[PROBLEM STATEMENT] Extract all of the data and reproduce it precisely.

•••

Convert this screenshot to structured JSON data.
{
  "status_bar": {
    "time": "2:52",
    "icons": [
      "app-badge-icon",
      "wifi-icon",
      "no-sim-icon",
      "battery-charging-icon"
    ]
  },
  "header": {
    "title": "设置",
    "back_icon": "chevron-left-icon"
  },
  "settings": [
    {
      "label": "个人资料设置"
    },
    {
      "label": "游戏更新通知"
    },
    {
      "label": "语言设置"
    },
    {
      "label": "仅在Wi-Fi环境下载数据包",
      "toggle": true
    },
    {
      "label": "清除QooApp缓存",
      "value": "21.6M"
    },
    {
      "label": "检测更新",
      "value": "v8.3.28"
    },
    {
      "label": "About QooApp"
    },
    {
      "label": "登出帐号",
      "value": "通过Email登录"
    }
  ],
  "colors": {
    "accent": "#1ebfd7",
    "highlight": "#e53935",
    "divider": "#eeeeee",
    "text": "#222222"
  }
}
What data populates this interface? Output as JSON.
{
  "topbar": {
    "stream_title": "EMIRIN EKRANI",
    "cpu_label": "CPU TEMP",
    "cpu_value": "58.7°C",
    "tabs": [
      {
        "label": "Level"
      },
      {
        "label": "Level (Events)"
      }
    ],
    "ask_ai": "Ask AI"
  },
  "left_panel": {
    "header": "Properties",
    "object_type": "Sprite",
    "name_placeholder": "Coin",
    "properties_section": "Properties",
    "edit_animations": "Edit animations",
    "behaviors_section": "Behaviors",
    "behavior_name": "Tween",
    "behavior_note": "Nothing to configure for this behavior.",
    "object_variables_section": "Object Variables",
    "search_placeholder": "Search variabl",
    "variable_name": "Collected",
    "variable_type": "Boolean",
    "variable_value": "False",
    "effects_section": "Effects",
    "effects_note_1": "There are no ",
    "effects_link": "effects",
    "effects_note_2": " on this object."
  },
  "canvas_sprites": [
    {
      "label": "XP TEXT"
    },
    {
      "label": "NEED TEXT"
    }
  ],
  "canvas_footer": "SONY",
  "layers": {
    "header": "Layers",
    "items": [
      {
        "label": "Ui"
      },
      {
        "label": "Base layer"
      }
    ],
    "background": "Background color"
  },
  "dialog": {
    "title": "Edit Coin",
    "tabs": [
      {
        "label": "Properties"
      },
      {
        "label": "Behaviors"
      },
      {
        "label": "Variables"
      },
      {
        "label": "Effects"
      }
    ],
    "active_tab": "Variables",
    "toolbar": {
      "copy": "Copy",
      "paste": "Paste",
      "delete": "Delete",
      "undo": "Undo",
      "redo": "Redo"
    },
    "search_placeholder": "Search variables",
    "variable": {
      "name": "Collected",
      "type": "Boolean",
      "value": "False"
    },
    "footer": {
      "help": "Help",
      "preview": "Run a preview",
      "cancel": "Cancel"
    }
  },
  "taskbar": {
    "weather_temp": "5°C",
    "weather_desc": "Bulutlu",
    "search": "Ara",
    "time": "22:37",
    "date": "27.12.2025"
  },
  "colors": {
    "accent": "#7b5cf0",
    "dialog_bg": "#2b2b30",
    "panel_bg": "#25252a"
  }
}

•••

[THE RESULT]
Convert this screenshot to structured JSON data.
{
  "status_bar": {
    "time": "2:52",
    "icons": [
      "app-badge-icon",
      "wifi-icon",
      "no-sim-icon",
      "battery-charging-icon"
    ]
  },
  "header": {
    "title": "设置",
    "back_icon": "chevron-left-icon"
  },
  "settings": [
    {
      "label": "个人资料设置"
    },
    {
      "label": "游戏更新通知"
    },
    {
      "label": "语言设置"
    },
    {
      "label": "仅在Wi-Fi环境下载数据包",
      "toggle": true
    },
    {
      "label": "清除QooApp缓存",
      "value": "21.6M"
    },
    {
      "label": "检测更新",
      "value": "v8.3.28"
    },
    {
      "label": "About QooApp"
    },
    {
      "label": "登出帐号",
      "value": "通过Email登录"
    }
  ],
  "colors": {
    "accent": "#1ebfd7",
    "highlight": "#e53935",
    "divider": "#eeeeee",
    "text": "#222222"
  }
}
What data populates this interface? Output as JSON.
{
  "topbar": {
    "stream_title": "EMIRIN EKRANI",
    "cpu_label": "CPU TEMP",
    "cpu_value": "58.7°C",
    "tabs": [
      {
        "label": "Level"
      },
      {
        "label": "Level (Events)"
      }
    ],
    "ask_ai": "Ask AI"
  },
  "left_panel": {
    "header": "Properties",
    "object_type": "Sprite",
    "name_placeholder": "Coin",
    "properties_section": "Properties",
    "edit_animations": "Edit animations",
    "behaviors_section": "Behaviors",
    "behavior_name": "Tween",
    "behavior_note": "Nothing to configure for this behavior.",
    "object_variables_section": "Object Variables",
    "search_placeholder": "Search variabl",
    "variable_name": "Collected",
    "variable_type": "Boolean",
    "variable_value": "False",
    "effects_section": "Effects",
    "effects_note_1": "There are no ",
    "effects_link": "effects",
    "effects_note_2": " on this object."
  },
  "canvas_sprites": [
    {
      "label": "XP TEXT"
    },
    {
      "label": "NEED TEXT"
    }
  ],
  "canvas_footer": "SONY",
  "layers": {
    "header": "Layers",
    "items": [
      {
        "label": "Ui"
      },
      {
        "label": "Base layer"
      }
    ],
    "background": "Background color"
  },
  "dialog": {
    "title": "Edit Coin",
    "tabs": [
      {
        "label": "Properties"
      },
      {
        "label": "Behaviors"
      },
      {
        "label": "Variables"
      },
      {
        "label": "Effects"
      }
    ],
    "active_tab": "Variables",
    "toolbar": {
      "copy": "Copy",
      "paste": "Paste",
      "delete": "Delete",
      "undo": "Undo",
      "redo": "Redo"
    },
    "search_placeholder": "Search variables",
    "variable": {
      "name": "Collected",
      "type": "Boolean",
      "value": "False"
    },
    "footer": {
      "help": "Help",
      "preview": "Run a preview",
      "cancel": "Cancel"
    }
  },
  "taskbar": {
    "weather_temp": "5°C",
    "weather_desc": "Bulutlu",
    "search": "Ara",
    "time": "22:37",
    "date": "27.12.2025"
  },
  "colors": {
    "accent": "#7b5cf0",
    "dialog_bg": "#2b2b30",
    "panel_bg": "#25252a"
  }
}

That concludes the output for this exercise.